# [Given records]
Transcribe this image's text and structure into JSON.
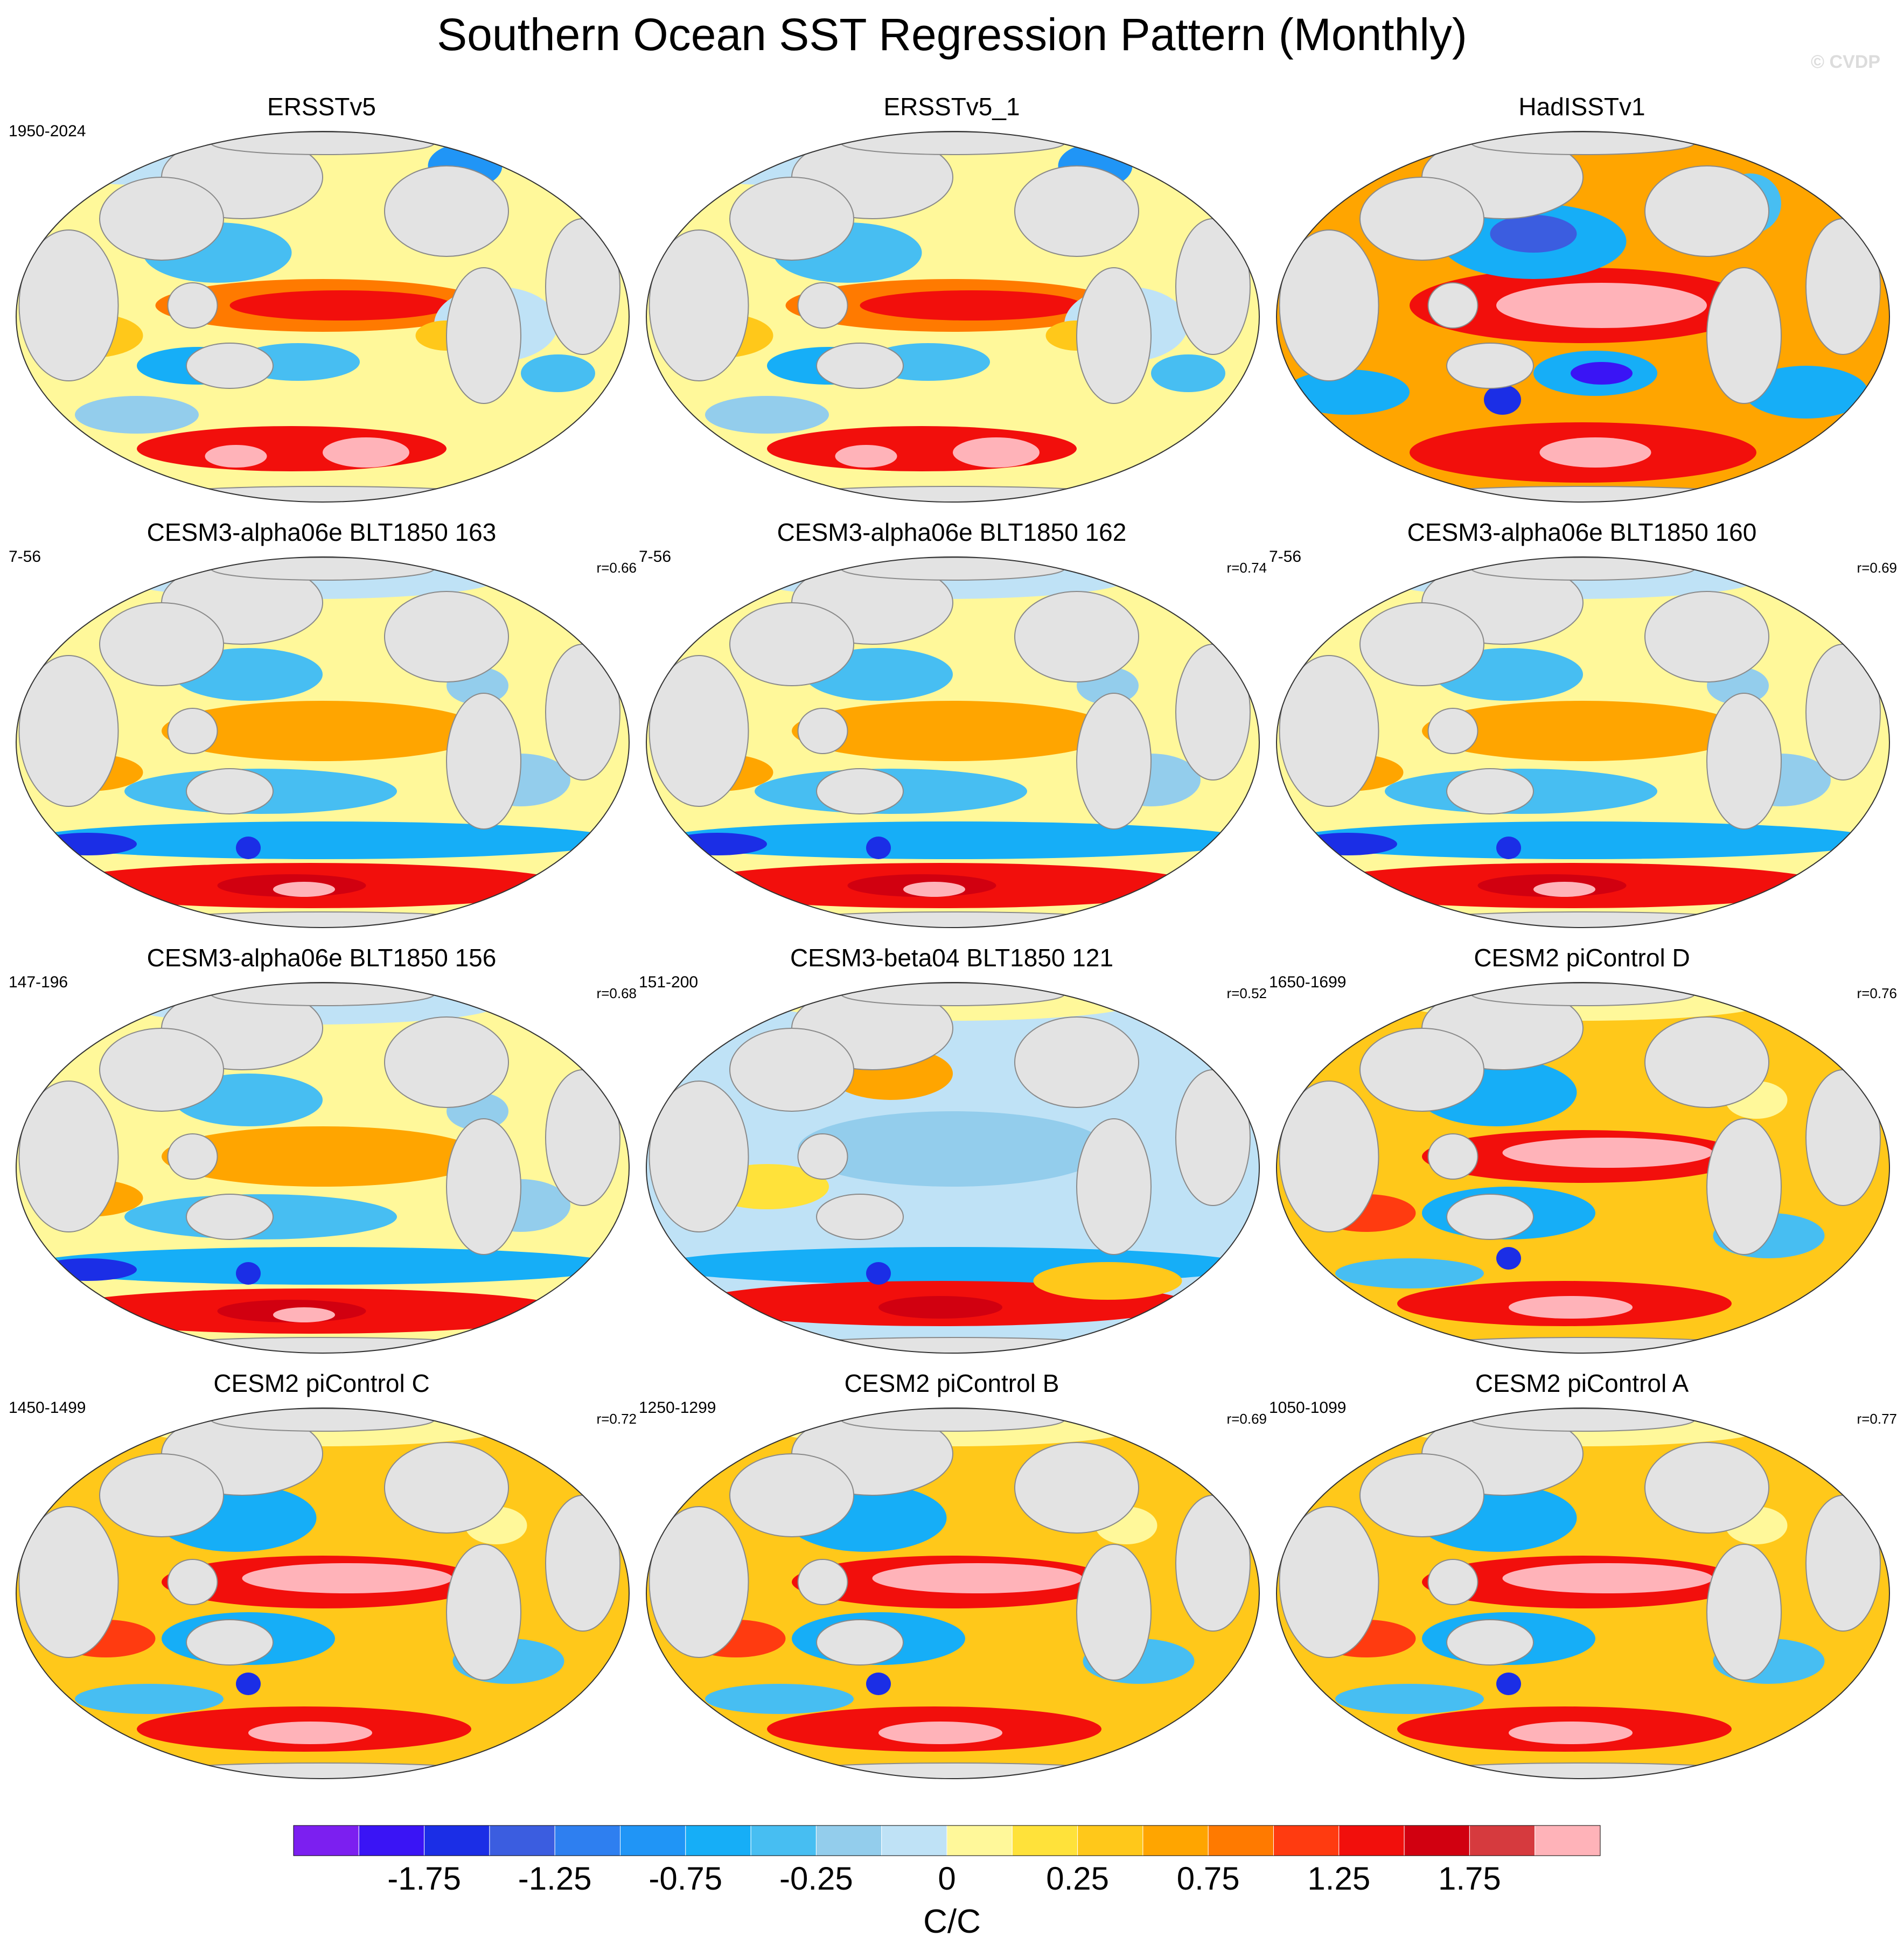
{
  "title": "Southern Ocean SST Regression Pattern (Monthly)",
  "watermark": "© CVDP",
  "colors": {
    "land": "#e3e3e3",
    "background": "#ffffff"
  },
  "panels": [
    {
      "title": "ERSSTv5",
      "years": "1950-2024",
      "corr": "",
      "pattern": "obs"
    },
    {
      "title": "ERSSTv5_1",
      "years": "",
      "corr": "",
      "pattern": "obs"
    },
    {
      "title": "HadISSTv1",
      "years": "",
      "corr": "",
      "pattern": "had"
    },
    {
      "title": "CESM3-alpha06e BLT1850 163",
      "years": "7-56",
      "corr": "r=0.66",
      "pattern": "model"
    },
    {
      "title": "CESM3-alpha06e BLT1850 162",
      "years": "7-56",
      "corr": "r=0.74",
      "pattern": "model"
    },
    {
      "title": "CESM3-alpha06e BLT1850 160",
      "years": "7-56",
      "corr": "r=0.69",
      "pattern": "model"
    },
    {
      "title": "CESM3-alpha06e BLT1850 156",
      "years": "147-196",
      "corr": "r=0.68",
      "pattern": "model"
    },
    {
      "title": "CESM3-beta04 BLT1850 121",
      "years": "151-200",
      "corr": "r=0.52",
      "pattern": "weak"
    },
    {
      "title": "CESM2 piControl D",
      "years": "1650-1699",
      "corr": "r=0.76",
      "pattern": "cesm2"
    },
    {
      "title": "CESM2 piControl C",
      "years": "1450-1499",
      "corr": "r=0.72",
      "pattern": "cesm2"
    },
    {
      "title": "CESM2 piControl B",
      "years": "1250-1299",
      "corr": "r=0.69",
      "pattern": "cesm2"
    },
    {
      "title": "CESM2 piControl A",
      "years": "1050-1099",
      "corr": "r=0.77",
      "pattern": "cesm2"
    }
  ],
  "colorbar": {
    "colors": [
      "#7c1ff0",
      "#3a14f5",
      "#1b2ee6",
      "#3b5de0",
      "#2e7ff0",
      "#2095f6",
      "#16aef7",
      "#47bef2",
      "#93cdec",
      "#bfe2f6",
      "#fff89a",
      "#ffe23a",
      "#ffc81a",
      "#ffa500",
      "#ff7a00",
      "#ff3b10",
      "#f20f0c",
      "#d10010",
      "#d63a3e",
      "#ffb3b9"
    ],
    "labels": [
      {
        "text": "-1.75",
        "boundary": 2
      },
      {
        "text": "-1.25",
        "boundary": 4
      },
      {
        "text": "-0.75",
        "boundary": 6
      },
      {
        "text": "-0.25",
        "boundary": 8
      },
      {
        "text": "0",
        "boundary": 10
      },
      {
        "text": "0.25",
        "boundary": 12
      },
      {
        "text": "0.75",
        "boundary": 14
      },
      {
        "text": "1.25",
        "boundary": 16
      },
      {
        "text": "1.75",
        "boundary": 18
      }
    ],
    "units": "C/C"
  }
}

# [What is asked]
Note each line of the entries that has "piControl" in it, and copy those lines.

# [Task response]
      "title": "CESM2 piControl D",
      "title": "CESM2 piControl C",
      "title": "CESM2 piControl B",
      "title": "CESM2 piControl A",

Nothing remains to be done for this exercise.